*ZU UNTERSUCHENDER TEXT:*
---
Auch Vizekanzler Olaf Scholz (SPD) wiegelte ab. Schon jetzt gebe es "sehr massive Einschränkungen", die eine Ausbreitung des Virus verhindern sollen. "Erst mal das umsetzen, was wir haben", sei deshalb seine Devise, sagte Scholz bei einem Besuch des bayerischen Kabinetts in München. Der bayerische Ministerpräsident Markus Söder (CSU) stimmte ihm zu, betonte aber: "Man kann nichts ausschließen." Bayern orientierte sich in seinem Krisenmanagement bisher stark an Österreich.

Maskierte Tschechen und Slowaken

Der Druck kam aus der Bevölkerung. Gleich zu Beginn der Corona-Krise benannte sich die Protestorganisation um. "Eine Million Augenblicke für die Demokratie" hieß fortan "Eine Million Mundschutze für Tschechien". Schon seit dem 18. März dürfen die Tschechen nicht mehr ohne Maske auf die Straße. Viele trugen sie da längst freiwillig.
---
*BEREITGESTELLTE ANGABEN:*

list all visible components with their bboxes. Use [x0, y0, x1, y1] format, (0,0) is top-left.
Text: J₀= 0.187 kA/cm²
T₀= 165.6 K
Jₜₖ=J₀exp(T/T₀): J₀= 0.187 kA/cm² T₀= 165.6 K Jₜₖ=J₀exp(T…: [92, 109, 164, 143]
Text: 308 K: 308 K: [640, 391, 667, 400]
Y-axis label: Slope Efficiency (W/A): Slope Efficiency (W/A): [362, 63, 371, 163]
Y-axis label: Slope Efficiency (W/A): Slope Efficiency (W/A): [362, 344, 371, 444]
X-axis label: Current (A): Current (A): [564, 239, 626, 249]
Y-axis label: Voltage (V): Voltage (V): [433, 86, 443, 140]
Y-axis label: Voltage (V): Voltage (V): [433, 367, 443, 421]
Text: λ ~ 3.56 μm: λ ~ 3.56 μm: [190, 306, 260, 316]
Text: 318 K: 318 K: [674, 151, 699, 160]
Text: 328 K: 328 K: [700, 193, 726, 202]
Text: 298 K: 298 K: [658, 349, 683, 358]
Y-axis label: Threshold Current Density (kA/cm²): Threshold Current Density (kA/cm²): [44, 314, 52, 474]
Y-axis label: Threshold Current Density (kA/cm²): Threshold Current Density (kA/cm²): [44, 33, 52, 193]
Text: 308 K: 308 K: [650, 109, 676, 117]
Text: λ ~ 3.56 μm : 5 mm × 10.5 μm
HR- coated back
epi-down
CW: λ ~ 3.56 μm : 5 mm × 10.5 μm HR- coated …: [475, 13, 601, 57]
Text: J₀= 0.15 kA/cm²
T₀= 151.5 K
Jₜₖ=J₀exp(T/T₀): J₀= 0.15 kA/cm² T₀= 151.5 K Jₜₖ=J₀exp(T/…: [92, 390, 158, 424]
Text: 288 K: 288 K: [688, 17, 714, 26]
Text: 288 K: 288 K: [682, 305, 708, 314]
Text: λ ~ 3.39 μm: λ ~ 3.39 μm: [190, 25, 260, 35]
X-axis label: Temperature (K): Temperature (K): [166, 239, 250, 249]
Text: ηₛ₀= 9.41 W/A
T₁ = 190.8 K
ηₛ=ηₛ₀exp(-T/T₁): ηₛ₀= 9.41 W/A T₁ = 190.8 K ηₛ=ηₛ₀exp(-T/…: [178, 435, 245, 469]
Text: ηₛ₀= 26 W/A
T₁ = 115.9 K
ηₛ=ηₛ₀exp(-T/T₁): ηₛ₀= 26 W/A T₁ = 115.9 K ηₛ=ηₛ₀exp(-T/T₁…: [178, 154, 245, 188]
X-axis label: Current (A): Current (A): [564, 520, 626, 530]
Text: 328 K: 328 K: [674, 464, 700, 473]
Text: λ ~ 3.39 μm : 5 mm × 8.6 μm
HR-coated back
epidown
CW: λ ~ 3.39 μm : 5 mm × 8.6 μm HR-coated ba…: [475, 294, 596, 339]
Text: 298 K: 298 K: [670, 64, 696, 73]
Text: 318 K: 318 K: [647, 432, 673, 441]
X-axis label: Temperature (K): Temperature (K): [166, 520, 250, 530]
---
*ZU ERLEDIGENDE AUFGABEN:*
A. Gib aus dem Text über die Corona-Maßnahmen den Abschnitt wörtlich wieder, der mit „Auch Vizekanzler Olaf“ beginnt und sich bis „da längst freiwillig.“ fortsetzt.
B. Seit wann dürfen die Tschechen laut dem Text über die Corona-Maßnahmen nicht mehr ohne Maske auf die Straße?
Die Auflistung ist eigenständiges Material und gehört nicht zum Text.

*LÖSUNGEN JE AUFGABE:*
A.
Auch Vizekanzler Olaf Scholz (SPD) wiegelte ab. Schon jetzt gebe es "sehr massive Einschränkungen", die eine Ausbreitung des Virus verhindern sollen. "Erst mal das umsetzen, was wir haben", sei deshalb seine Devise, sagte Scholz bei einem Besuch des bayerischen Kabinetts in München. Der bayerische Ministerpräsident Markus Söder (CSU) stimmte ihm zu, betonte aber: "Man kann nichts ausschließen." Bayern orientierte sich in seinem Krisenmanagement bisher stark an Österreich.

Maskierte Tschechen und Slowaken

Der Druck kam aus der Bevölkerung. Gleich zu Beginn der Corona-Krise benannte sich die Protestorganisation um. "Eine Million Augenblicke für die Demokratie" hieß fortan "Eine Million Mundschutze für Tschechien". Schon seit dem 18. März dürfen die Tschechen nicht mehr ohne Maske auf die Straße. Viele trugen sie da längst freiwillig.

B. Seit dem 18. März.